Given request: Quote the entries that follow exactly, leaving none out.

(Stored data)
——————
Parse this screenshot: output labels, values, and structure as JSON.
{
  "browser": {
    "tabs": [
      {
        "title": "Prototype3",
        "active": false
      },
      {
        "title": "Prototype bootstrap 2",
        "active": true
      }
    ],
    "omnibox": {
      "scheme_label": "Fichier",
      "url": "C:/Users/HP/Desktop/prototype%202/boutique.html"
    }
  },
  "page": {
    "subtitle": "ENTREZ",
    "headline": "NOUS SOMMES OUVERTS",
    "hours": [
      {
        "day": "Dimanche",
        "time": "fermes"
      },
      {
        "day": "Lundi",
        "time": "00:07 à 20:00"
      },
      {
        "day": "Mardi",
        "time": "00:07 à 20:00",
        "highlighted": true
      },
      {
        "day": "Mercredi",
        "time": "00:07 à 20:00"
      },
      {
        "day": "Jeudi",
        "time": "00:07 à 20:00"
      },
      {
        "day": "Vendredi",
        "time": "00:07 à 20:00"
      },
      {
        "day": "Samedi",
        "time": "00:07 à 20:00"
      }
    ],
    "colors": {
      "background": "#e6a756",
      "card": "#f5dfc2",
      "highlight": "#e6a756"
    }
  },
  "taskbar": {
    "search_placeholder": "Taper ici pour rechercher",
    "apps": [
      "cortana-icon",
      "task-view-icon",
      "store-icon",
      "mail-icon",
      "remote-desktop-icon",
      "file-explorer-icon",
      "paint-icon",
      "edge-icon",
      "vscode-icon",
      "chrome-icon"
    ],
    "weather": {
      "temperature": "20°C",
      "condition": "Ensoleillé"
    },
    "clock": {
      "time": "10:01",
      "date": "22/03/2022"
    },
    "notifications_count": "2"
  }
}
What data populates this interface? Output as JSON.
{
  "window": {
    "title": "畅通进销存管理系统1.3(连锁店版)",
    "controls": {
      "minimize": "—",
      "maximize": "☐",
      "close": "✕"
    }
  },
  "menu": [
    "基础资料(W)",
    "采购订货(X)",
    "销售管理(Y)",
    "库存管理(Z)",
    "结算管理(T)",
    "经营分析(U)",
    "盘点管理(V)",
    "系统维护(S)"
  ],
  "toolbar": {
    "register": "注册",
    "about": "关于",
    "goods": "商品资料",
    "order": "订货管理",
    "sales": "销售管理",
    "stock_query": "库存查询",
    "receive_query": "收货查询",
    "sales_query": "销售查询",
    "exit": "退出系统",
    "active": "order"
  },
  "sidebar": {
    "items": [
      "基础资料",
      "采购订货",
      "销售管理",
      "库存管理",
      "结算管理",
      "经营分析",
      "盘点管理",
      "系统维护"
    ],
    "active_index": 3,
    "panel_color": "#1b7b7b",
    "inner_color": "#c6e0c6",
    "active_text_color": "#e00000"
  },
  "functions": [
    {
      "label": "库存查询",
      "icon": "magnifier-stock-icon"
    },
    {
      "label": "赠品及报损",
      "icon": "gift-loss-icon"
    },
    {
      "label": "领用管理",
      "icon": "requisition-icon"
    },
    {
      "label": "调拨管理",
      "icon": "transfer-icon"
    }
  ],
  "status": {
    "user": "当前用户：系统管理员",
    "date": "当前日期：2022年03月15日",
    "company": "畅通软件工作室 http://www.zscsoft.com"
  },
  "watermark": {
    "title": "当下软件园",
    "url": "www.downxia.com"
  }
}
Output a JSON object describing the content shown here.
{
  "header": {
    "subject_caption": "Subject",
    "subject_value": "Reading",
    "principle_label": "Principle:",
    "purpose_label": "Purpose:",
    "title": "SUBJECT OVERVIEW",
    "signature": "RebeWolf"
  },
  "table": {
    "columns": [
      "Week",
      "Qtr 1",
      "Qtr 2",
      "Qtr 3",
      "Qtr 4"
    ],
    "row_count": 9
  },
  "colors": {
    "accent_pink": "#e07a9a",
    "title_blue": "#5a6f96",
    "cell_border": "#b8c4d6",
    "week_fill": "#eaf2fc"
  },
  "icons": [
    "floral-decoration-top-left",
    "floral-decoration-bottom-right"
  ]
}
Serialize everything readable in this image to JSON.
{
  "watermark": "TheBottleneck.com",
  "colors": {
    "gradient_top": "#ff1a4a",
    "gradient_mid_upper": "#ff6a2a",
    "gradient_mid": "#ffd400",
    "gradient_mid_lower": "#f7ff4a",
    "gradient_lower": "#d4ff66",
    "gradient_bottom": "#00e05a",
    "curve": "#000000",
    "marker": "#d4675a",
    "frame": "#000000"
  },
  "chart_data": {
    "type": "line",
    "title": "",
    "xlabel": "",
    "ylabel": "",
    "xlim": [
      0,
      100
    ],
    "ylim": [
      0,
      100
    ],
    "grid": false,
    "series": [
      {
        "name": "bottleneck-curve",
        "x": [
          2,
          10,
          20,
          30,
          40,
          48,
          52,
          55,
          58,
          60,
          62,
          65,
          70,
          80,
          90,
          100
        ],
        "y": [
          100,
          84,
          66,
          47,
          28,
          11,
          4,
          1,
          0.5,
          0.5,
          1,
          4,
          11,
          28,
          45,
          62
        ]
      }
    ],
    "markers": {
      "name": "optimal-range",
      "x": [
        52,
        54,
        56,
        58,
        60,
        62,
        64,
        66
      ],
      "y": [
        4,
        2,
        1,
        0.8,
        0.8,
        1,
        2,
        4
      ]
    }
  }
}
——————
Full response:
Parse this screenshot: output labels, values, and structure as JSON.
{
  "browser": {
    "tabs": [
      {
        "title": "Prototype3",
        "active": false
      },
      {
        "title": "Prototype bootstrap 2",
        "active": true
      }
    ],
    "omnibox": {
      "scheme_label": "Fichier",
      "url": "C:/Users/HP/Desktop/prototype%202/boutique.html"
    }
  },
  "page": {
    "subtitle": "ENTREZ",
    "headline": "NOUS SOMMES OUVERTS",
    "hours": [
      {
        "day": "Dimanche",
        "time": "fermes"
      },
      {
        "day": "Lundi",
        "time": "00:07 à 20:00"
      },
      {
        "day": "Mardi",
        "time": "00:07 à 20:00",
        "highlighted": true
      },
      {
        "day": "Mercredi",
        "time": "00:07 à 20:00"
      },
      {
        "day": "Jeudi",
        "time": "00:07 à 20:00"
      },
      {
        "day": "Vendredi",
        "time": "00:07 à 20:00"
      },
      {
        "day": "Samedi",
        "time": "00:07 à 20:00"
      }
    ],
    "colors": {
      "background": "#e6a756",
      "card": "#f5dfc2",
      "highlight": "#e6a756"
    }
  },
  "taskbar": {
    "search_placeholder": "Taper ici pour rechercher",
    "apps": [
      "cortana-icon",
      "task-view-icon",
      "store-icon",
      "mail-icon",
      "remote-desktop-icon",
      "file-explorer-icon",
      "paint-icon",
      "edge-icon",
      "vscode-icon",
      "chrome-icon"
    ],
    "weather": {
      "temperature": "20°C",
      "condition": "Ensoleillé"
    },
    "clock": {
      "time": "10:01",
      "date": "22/03/2022"
    },
    "notifications_count": "2"
  }
}
What data populates this interface? Output as JSON.
{
  "window": {
    "title": "畅通进销存管理系统1.3(连锁店版)",
    "controls": {
      "minimize": "—",
      "maximize": "☐",
      "close": "✕"
    }
  },
  "menu": [
    "基础资料(W)",
    "采购订货(X)",
    "销售管理(Y)",
    "库存管理(Z)",
    "结算管理(T)",
    "经营分析(U)",
    "盘点管理(V)",
    "系统维护(S)"
  ],
  "toolbar": {
    "register": "注册",
    "about": "关于",
    "goods": "商品资料",
    "order": "订货管理",
    "sales": "销售管理",
    "stock_query": "库存查询",
    "receive_query": "收货查询",
    "sales_query": "销售查询",
    "exit": "退出系统",
    "active": "order"
  },
  "sidebar": {
    "items": [
      "基础资料",
      "采购订货",
      "销售管理",
      "库存管理",
      "结算管理",
      "经营分析",
      "盘点管理",
      "系统维护"
    ],
    "active_index": 3,
    "panel_color": "#1b7b7b",
    "inner_color": "#c6e0c6",
    "active_text_color": "#e00000"
  },
  "functions": [
    {
      "label": "库存查询",
      "icon": "magnifier-stock-icon"
    },
    {
      "label": "赠品及报损",
      "icon": "gift-loss-icon"
    },
    {
      "label": "领用管理",
      "icon": "requisition-icon"
    },
    {
      "label": "调拨管理",
      "icon": "transfer-icon"
    }
  ],
  "status": {
    "user": "当前用户：系统管理员",
    "date": "当前日期：2022年03月15日",
    "company": "畅通软件工作室 http://www.zscsoft.com"
  },
  "watermark": {
    "title": "当下软件园",
    "url": "www.downxia.com"
  }
}
Output a JSON object describing the content shown here.
{
  "header": {
    "subject_caption": "Subject",
    "subject_value": "Reading",
    "principle_label": "Principle:",
    "purpose_label": "Purpose:",
    "title": "SUBJECT OVERVIEW",
    "signature": "RebeWolf"
  },
  "table": {
    "columns": [
      "Week",
      "Qtr 1",
      "Qtr 2",
      "Qtr 3",
      "Qtr 4"
    ],
    "row_count": 9
  },
  "colors": {
    "accent_pink": "#e07a9a",
    "title_blue": "#5a6f96",
    "cell_border": "#b8c4d6",
    "week_fill": "#eaf2fc"
  },
  "icons": [
    "floral-decoration-top-left",
    "floral-decoration-bottom-right"
  ]
}
Serialize everything readable in this image to JSON.
{
  "watermark": "TheBottleneck.com",
  "colors": {
    "gradient_top": "#ff1a4a",
    "gradient_mid_upper": "#ff6a2a",
    "gradient_mid": "#ffd400",
    "gradient_mid_lower": "#f7ff4a",
    "gradient_lower": "#d4ff66",
    "gradient_bottom": "#00e05a",
    "curve": "#000000",
    "marker": "#d4675a",
    "frame": "#000000"
  },
  "chart_data": {
    "type": "line",
    "title": "",
    "xlabel": "",
    "ylabel": "",
    "xlim": [
      0,
      100
    ],
    "ylim": [
      0,
      100
    ],
    "grid": false,
    "series": [
      {
        "name": "bottleneck-curve",
        "x": [
          2,
          10,
          20,
          30,
          40,
          48,
          52,
          55,
          58,
          60,
          62,
          65,
          70,
          80,
          90,
          100
        ],
        "y": [
          100,
          84,
          66,
          47,
          28,
          11,
          4,
          1,
          0.5,
          0.5,
          1,
          4,
          11,
          28,
          45,
          62
        ]
      }
    ],
    "markers": {
      "name": "optimal-range",
      "x": [
        52,
        54,
        56,
        58,
        60,
        62,
        64,
        66
      ],
      "y": [
        4,
        2,
        1,
        0.8,
        0.8,
        1,
        2,
        4
      ]
    }
  }
}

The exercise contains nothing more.